» WHAT YOU NEED TO DO
Only the number is wanted: how many lines hold the word "JSON"?

» RECORDS FOR THE EXERCISE
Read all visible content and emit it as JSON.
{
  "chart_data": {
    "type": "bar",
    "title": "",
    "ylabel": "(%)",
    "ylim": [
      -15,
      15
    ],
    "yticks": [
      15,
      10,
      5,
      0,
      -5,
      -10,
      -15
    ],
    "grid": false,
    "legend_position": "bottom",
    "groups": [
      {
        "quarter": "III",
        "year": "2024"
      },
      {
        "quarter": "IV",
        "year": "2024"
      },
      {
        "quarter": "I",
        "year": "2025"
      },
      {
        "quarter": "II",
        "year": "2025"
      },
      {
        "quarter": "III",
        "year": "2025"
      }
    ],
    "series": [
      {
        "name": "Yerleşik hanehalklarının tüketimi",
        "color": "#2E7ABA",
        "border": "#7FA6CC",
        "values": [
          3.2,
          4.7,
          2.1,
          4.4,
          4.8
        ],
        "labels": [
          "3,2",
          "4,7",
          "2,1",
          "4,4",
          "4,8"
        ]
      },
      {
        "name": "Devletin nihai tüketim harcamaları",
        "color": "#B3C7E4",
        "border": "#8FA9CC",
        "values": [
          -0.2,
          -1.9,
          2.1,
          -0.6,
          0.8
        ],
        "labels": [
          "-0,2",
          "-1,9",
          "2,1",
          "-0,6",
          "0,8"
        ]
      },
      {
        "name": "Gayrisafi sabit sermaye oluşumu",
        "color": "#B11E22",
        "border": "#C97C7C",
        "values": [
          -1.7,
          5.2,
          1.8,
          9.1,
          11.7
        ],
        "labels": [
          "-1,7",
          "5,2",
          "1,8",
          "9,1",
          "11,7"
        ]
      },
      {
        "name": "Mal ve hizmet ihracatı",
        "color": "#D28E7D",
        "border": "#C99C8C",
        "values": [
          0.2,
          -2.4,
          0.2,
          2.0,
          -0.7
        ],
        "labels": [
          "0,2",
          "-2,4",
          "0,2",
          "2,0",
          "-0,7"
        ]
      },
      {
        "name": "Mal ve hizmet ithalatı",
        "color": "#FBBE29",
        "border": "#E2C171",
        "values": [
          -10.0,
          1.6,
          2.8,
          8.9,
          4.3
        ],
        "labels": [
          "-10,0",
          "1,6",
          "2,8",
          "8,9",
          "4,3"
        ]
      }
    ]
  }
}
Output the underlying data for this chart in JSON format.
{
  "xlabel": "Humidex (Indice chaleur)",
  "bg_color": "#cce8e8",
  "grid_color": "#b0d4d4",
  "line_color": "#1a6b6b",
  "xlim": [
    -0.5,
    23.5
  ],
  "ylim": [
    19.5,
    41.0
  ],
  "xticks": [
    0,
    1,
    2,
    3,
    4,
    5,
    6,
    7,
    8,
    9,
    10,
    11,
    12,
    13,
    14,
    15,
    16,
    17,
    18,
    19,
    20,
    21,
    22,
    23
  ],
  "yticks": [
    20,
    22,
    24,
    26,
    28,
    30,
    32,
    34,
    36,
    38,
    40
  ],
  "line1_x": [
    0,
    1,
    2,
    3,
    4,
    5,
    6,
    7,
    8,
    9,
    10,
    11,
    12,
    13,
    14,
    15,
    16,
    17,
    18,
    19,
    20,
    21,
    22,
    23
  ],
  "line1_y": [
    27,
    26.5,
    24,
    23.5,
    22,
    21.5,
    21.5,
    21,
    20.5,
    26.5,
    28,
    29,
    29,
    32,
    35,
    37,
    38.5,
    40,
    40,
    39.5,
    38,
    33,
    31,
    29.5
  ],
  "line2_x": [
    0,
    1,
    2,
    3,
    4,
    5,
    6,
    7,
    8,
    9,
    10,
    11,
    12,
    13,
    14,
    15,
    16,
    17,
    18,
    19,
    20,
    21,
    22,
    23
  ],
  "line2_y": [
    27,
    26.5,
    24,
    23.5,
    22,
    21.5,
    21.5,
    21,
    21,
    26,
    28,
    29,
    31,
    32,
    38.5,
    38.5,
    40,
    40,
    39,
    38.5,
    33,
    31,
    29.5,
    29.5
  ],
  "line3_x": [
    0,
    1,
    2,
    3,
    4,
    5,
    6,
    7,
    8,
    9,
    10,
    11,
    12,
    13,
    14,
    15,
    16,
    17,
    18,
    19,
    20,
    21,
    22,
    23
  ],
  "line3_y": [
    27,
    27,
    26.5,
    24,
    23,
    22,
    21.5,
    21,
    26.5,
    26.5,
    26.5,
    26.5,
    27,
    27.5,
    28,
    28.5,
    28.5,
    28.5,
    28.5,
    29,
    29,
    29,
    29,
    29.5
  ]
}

» FINAL RESULT
2